Required task => Where the word "colorado" occurs in a line, return that line.

Collection entries =>
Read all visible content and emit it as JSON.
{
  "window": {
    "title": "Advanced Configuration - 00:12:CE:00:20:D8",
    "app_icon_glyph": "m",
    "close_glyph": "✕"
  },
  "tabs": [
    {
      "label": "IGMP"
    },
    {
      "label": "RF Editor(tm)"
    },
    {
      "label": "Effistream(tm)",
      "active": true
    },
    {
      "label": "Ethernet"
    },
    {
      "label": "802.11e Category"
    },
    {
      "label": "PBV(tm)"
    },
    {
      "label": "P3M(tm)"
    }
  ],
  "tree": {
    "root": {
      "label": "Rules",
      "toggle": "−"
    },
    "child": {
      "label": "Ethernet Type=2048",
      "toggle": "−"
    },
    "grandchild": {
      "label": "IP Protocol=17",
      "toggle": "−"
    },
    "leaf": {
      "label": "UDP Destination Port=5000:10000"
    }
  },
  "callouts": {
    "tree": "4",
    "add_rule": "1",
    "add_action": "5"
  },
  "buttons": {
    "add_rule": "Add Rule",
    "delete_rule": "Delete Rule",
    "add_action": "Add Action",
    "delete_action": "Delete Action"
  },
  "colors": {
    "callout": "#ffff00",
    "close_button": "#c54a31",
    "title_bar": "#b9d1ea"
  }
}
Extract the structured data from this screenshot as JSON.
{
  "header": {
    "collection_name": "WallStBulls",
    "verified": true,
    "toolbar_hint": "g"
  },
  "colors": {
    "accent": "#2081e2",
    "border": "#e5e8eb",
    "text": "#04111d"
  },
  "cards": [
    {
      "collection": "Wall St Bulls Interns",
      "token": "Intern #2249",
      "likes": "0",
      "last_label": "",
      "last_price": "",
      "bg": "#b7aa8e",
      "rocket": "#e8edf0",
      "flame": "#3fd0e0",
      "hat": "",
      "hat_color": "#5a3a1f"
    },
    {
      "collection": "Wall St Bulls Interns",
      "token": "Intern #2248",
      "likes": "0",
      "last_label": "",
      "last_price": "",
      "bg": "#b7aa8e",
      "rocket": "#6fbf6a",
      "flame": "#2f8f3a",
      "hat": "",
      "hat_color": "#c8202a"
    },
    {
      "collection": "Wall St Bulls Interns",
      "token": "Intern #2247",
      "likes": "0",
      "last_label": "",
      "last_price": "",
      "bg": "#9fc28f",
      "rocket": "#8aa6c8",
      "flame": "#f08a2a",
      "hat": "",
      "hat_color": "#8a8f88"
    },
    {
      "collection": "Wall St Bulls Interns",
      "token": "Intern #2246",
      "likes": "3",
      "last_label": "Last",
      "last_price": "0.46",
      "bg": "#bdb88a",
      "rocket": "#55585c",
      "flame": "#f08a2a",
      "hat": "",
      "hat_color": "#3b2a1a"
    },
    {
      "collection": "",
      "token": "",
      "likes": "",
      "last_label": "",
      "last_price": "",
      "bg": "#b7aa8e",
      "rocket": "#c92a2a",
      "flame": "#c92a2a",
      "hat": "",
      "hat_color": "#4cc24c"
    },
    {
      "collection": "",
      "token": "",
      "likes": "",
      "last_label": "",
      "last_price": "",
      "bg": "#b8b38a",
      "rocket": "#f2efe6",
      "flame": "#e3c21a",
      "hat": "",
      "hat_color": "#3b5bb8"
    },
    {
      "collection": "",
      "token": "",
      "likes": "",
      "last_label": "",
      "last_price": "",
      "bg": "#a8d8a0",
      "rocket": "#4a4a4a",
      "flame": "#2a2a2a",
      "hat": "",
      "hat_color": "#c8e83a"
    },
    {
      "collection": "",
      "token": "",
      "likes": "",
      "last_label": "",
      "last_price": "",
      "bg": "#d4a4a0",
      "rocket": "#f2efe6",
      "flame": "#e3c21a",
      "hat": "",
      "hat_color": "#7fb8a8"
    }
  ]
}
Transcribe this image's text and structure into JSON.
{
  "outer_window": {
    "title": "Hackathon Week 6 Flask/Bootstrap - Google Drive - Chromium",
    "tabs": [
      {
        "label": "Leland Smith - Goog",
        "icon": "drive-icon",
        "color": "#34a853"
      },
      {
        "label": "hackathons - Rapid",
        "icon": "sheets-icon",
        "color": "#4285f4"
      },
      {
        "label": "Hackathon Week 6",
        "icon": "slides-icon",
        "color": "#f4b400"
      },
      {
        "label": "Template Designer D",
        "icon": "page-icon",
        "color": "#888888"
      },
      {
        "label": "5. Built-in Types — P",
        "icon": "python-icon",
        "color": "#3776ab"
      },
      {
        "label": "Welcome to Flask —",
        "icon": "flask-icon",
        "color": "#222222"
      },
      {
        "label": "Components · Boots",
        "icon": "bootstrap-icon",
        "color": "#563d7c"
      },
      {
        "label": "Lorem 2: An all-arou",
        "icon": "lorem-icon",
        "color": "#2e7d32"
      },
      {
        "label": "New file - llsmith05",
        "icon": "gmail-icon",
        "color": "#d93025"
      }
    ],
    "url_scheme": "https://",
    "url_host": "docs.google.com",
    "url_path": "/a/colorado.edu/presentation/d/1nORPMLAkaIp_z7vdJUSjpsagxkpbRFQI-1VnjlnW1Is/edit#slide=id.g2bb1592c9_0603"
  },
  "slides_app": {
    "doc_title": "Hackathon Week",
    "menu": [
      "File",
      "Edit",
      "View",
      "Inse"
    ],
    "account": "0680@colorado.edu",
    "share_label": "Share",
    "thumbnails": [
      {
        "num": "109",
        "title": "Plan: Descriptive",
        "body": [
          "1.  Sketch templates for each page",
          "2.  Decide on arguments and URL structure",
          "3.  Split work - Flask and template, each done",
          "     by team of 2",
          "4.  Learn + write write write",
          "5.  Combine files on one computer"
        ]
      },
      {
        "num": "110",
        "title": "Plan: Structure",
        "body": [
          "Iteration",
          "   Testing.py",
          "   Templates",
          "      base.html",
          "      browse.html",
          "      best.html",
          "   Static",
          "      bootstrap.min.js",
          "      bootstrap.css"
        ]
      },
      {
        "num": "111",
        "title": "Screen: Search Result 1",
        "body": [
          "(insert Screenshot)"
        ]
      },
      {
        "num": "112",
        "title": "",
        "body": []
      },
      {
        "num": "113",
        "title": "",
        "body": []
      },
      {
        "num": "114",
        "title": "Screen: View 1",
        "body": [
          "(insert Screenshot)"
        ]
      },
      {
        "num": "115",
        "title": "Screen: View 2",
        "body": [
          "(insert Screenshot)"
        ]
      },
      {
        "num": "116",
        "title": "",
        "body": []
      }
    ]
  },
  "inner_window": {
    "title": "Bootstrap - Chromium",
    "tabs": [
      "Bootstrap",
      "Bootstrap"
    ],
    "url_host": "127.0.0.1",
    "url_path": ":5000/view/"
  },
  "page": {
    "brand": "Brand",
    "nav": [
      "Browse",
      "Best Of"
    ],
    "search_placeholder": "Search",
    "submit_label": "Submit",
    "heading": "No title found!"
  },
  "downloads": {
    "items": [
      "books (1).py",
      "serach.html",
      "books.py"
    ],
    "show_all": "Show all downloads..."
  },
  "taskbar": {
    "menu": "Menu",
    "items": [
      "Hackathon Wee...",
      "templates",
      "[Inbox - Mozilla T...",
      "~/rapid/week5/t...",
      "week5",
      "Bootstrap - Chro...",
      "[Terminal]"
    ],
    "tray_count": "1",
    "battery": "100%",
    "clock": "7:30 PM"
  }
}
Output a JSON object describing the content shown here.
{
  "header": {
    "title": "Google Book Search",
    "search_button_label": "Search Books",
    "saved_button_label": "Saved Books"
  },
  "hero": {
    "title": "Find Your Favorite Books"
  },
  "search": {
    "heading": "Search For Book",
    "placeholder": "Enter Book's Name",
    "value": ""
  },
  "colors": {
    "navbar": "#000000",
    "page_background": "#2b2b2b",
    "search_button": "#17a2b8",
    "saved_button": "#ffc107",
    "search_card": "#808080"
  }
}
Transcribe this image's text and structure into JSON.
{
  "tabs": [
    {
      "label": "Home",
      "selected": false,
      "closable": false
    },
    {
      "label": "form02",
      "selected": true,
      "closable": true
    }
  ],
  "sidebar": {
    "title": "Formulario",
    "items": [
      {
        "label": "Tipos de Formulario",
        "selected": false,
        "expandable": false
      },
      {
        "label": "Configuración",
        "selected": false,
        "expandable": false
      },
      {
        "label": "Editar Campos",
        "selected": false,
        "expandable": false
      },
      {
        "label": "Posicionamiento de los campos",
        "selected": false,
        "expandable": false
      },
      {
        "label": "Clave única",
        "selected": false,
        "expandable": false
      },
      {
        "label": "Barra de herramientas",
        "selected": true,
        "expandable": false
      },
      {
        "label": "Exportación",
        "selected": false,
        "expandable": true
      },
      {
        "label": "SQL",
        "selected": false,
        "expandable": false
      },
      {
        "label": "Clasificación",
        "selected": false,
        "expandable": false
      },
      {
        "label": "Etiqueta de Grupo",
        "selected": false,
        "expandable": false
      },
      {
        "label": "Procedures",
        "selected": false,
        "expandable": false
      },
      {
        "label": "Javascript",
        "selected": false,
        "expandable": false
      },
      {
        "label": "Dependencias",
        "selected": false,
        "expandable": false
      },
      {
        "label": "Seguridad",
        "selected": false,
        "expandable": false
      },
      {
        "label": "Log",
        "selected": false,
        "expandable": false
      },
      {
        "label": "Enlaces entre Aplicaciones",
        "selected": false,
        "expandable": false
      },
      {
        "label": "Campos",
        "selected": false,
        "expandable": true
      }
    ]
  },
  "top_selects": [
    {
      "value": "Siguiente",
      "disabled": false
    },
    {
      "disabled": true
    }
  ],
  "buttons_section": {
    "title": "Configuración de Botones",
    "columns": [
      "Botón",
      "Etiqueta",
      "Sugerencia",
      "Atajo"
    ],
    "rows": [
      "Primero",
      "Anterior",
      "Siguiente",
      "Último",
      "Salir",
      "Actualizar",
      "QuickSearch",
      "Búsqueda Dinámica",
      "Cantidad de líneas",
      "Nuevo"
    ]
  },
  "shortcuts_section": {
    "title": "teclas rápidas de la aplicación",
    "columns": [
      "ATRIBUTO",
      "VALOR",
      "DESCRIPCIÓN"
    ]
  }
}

Task result =>
    "url_path": "/a/colorado.edu/presentation/d/1nORPMLAkaIp_z7vdJUSjpsagxkpbRFQI-1VnjlnW1Is/edit#slide=id.g2bb1592c9_0603"
    "account": "0680@colorado.edu",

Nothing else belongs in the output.